> **Supplied material**:
%%

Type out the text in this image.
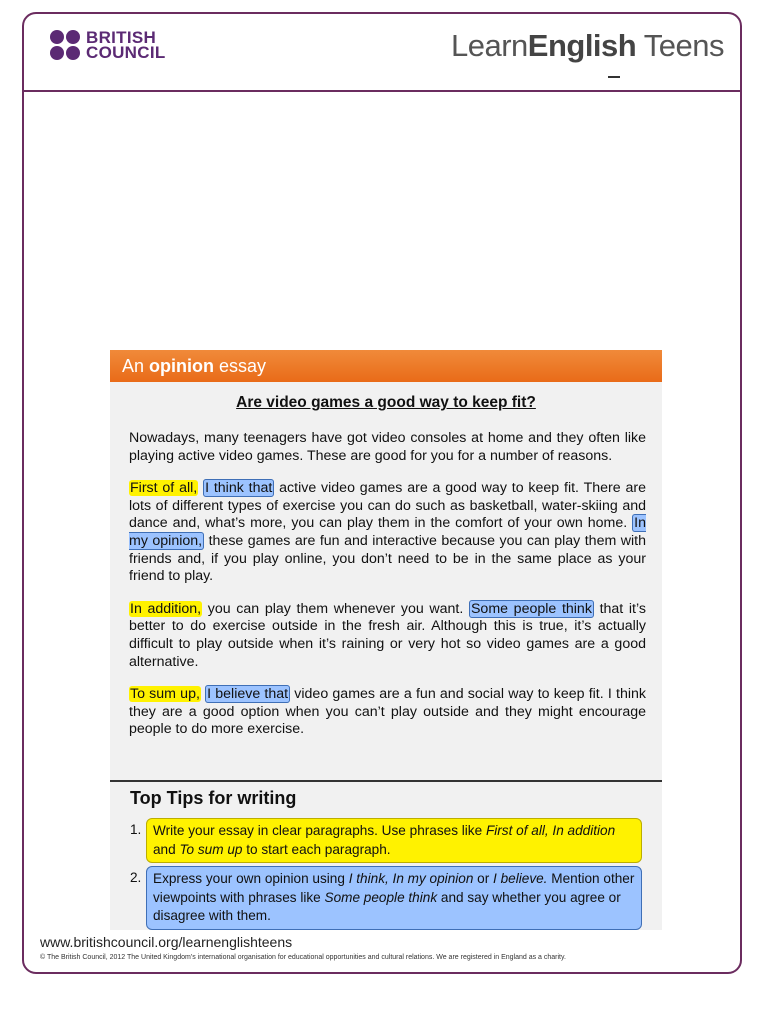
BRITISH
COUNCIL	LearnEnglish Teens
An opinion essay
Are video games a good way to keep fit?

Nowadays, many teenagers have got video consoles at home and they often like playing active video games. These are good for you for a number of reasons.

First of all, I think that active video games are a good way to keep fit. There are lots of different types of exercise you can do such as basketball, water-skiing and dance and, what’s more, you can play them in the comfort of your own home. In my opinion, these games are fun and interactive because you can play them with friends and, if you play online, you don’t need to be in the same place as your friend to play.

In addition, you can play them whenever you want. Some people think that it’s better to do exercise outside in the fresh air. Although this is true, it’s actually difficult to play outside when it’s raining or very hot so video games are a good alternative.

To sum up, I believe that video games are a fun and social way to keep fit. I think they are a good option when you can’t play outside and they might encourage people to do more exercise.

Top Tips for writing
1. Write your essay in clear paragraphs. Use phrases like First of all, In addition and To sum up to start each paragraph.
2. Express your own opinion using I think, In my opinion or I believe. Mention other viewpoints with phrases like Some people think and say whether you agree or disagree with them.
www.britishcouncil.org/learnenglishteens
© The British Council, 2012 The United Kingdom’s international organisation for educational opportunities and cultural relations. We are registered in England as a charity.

%%
%%

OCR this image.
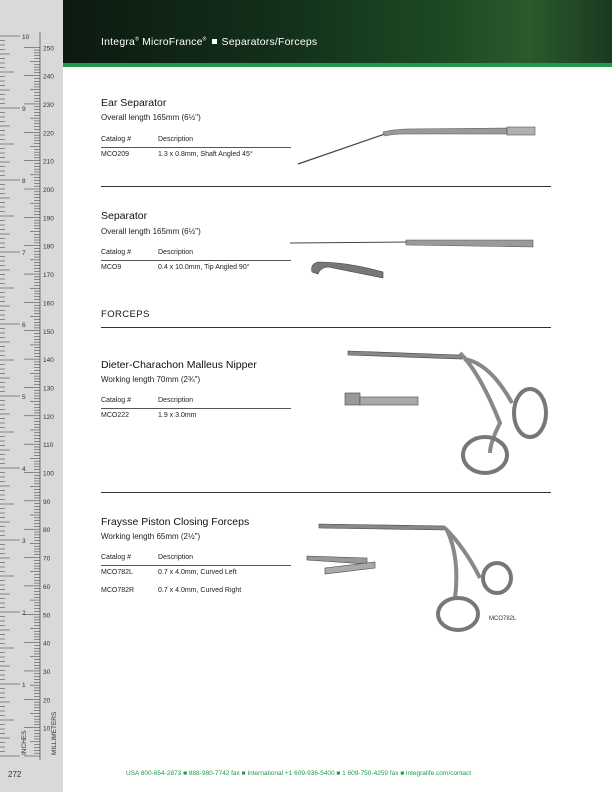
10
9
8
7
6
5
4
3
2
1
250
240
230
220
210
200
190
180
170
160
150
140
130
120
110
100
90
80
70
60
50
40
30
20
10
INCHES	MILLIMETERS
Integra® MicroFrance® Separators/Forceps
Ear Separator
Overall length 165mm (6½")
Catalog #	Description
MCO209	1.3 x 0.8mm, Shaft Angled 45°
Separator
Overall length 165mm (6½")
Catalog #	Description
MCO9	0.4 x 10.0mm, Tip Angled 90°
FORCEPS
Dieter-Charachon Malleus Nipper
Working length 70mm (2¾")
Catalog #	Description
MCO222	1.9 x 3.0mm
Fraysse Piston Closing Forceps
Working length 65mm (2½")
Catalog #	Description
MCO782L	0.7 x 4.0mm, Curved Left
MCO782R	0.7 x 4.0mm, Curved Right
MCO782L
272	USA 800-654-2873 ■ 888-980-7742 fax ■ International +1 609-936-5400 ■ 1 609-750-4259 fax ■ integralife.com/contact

%%

> **What you are asked to do**:
Collect each line containing the string "Some".

> **The reply**:
In addition, you can play them whenever you want. Some people think that it’s better to do exercise outside in the fresh air. Although this is true, it’s actually difficult to play outside when it’s raining or very hot so video games are a good alternative.
2. Express your own opinion using I think, In my opinion or I believe. Mention other viewpoints with phrases like Some people think and say whether you agree or disagree with them.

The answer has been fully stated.